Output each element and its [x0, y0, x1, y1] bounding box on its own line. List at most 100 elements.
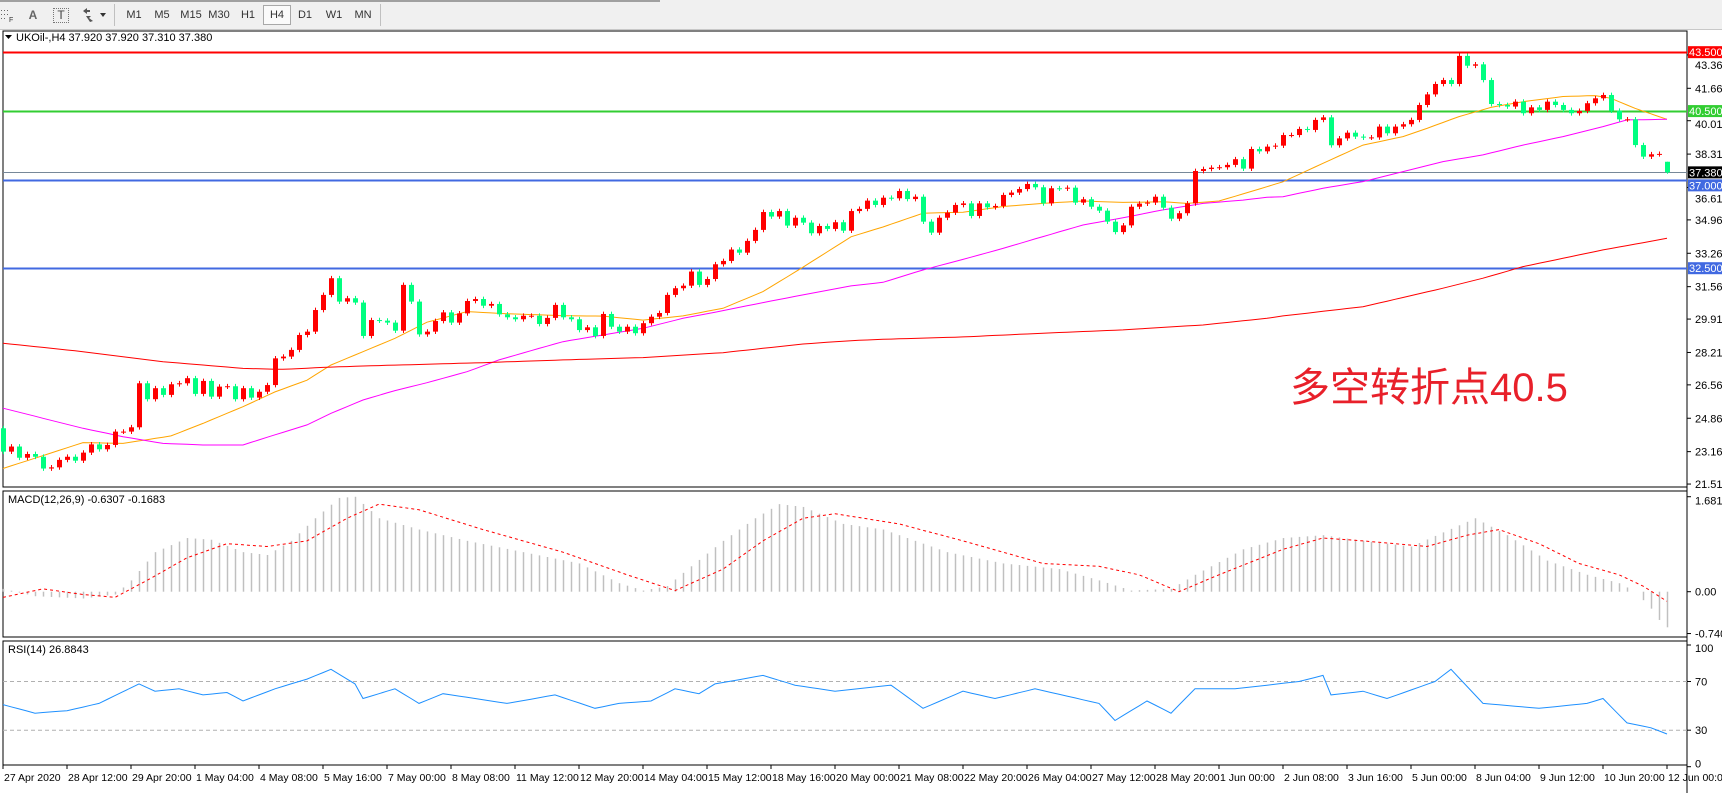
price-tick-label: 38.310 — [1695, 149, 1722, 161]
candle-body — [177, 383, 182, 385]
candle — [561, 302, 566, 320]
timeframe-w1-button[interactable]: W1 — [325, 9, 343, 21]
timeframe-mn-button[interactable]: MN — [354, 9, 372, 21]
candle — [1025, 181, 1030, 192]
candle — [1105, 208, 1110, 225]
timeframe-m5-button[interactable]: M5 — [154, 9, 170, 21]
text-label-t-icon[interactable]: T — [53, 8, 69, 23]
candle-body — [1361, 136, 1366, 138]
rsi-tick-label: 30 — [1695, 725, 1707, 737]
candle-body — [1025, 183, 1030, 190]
________
> [Stated task] Change "its own line" to "a separate line" in the rows above, and write out their lines again with everything else unchanged. Omit the picture.

> [Final answer]
Output each element and its [x0, y0, x1, y1] bounding box on a separate line. List at most 100 elements.
price-tick-label: 38.310 — [1695, 149, 1722, 161]
candle-body — [177, 383, 182, 385]
candle — [561, 302, 566, 320]
timeframe-w1-button[interactable]: W1 — [325, 9, 343, 21]
timeframe-mn-button[interactable]: MN — [354, 9, 372, 21]
candle — [1025, 181, 1030, 192]
candle — [1105, 208, 1110, 225]
timeframe-m5-button[interactable]: M5 — [154, 9, 170, 21]
text-label-t-icon[interactable]: T — [53, 8, 69, 23]
candle-body — [1361, 136, 1366, 138]
rsi-tick-label: 30 — [1695, 725, 1707, 737]
candle-body — [1025, 183, 1030, 190]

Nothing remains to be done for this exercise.